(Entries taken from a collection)
• • •

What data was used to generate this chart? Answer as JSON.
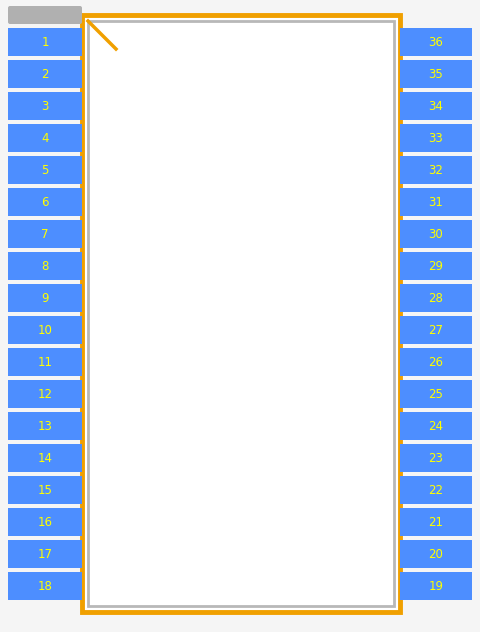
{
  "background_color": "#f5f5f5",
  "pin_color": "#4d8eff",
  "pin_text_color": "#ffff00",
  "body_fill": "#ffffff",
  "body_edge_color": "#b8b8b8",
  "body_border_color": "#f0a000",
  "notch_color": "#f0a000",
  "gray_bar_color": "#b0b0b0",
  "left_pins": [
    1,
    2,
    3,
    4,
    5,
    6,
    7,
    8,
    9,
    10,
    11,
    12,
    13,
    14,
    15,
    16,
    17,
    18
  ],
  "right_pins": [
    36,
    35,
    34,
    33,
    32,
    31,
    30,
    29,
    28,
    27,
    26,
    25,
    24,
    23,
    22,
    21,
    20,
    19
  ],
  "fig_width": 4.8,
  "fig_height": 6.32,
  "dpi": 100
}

• • •

▶ **TASK OBJECTIVE**:
Repeat every record precisely. Any picture among them stays out of the copy.

▶ **THE REPLY**:
What data was used to generate this chart? Answer as JSON.
{
  "background_color": "#f5f5f5",
  "pin_color": "#4d8eff",
  "pin_text_color": "#ffff00",
  "body_fill": "#ffffff",
  "body_edge_color": "#b8b8b8",
  "body_border_color": "#f0a000",
  "notch_color": "#f0a000",
  "gray_bar_color": "#b0b0b0",
  "left_pins": [
    1,
    2,
    3,
    4,
    5,
    6,
    7,
    8,
    9,
    10,
    11,
    12,
    13,
    14,
    15,
    16,
    17,
    18
  ],
  "right_pins": [
    36,
    35,
    34,
    33,
    32,
    31,
    30,
    29,
    28,
    27,
    26,
    25,
    24,
    23,
    22,
    21,
    20,
    19
  ],
  "fig_width": 4.8,
  "fig_height": 6.32,
  "dpi": 100
}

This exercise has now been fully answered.